So I'm assuming you want to keep pretty much all of the logic handled by your lambdas, not even using a range. If that's the case, you're not going to get a stack-safe solution in Python. In other languages you could use something called "Tail Recursion", which allows the interpreter/compiler to collapse some recursive calls down to a single stack frame, but Python does not support that.

I don't think you can make this use fewer stack frames, either. Rewriting and re-formatting a bit, and adding explicit names and more print statements:

buildRecursive = (lambda g: 
    print("Running 1st") or
    (lambda x: 
        print ("Running 2nd") or
        g(g,0, x))
)
entry = buildRecursive (lambda f,current,max:
        print("Running 3rd") or
        print(current) or f(f, current+1, max) if current <= max else None)
entry (100)

This should be equivalent to what you have. This has print statements as the first operation of every call, and you can see that you're only running the 3rd one repeatedly. Essentially, you're generating as few stack frames per iteration as possible, given the constraints as I understand them.

Your goal -
According to the passage on recursive lambdas, what feature that collapses recursive calls into a single stack frame does Python lack? The material is separate from the passage on recursive lambdas.

Dataset content -
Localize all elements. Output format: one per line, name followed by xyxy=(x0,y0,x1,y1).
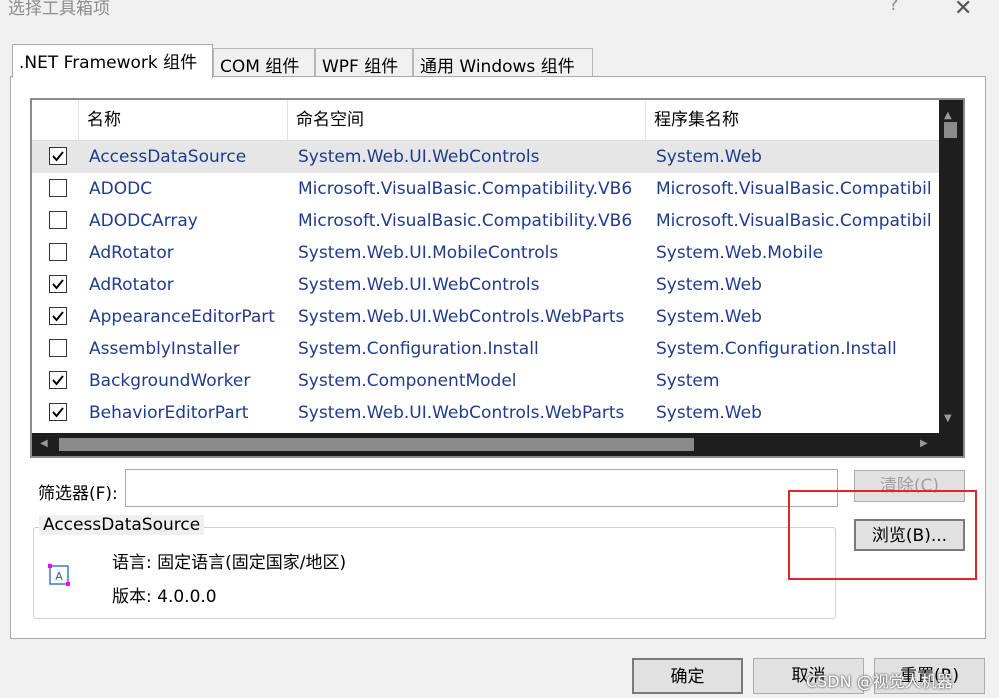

Completed task -
Tail recursion.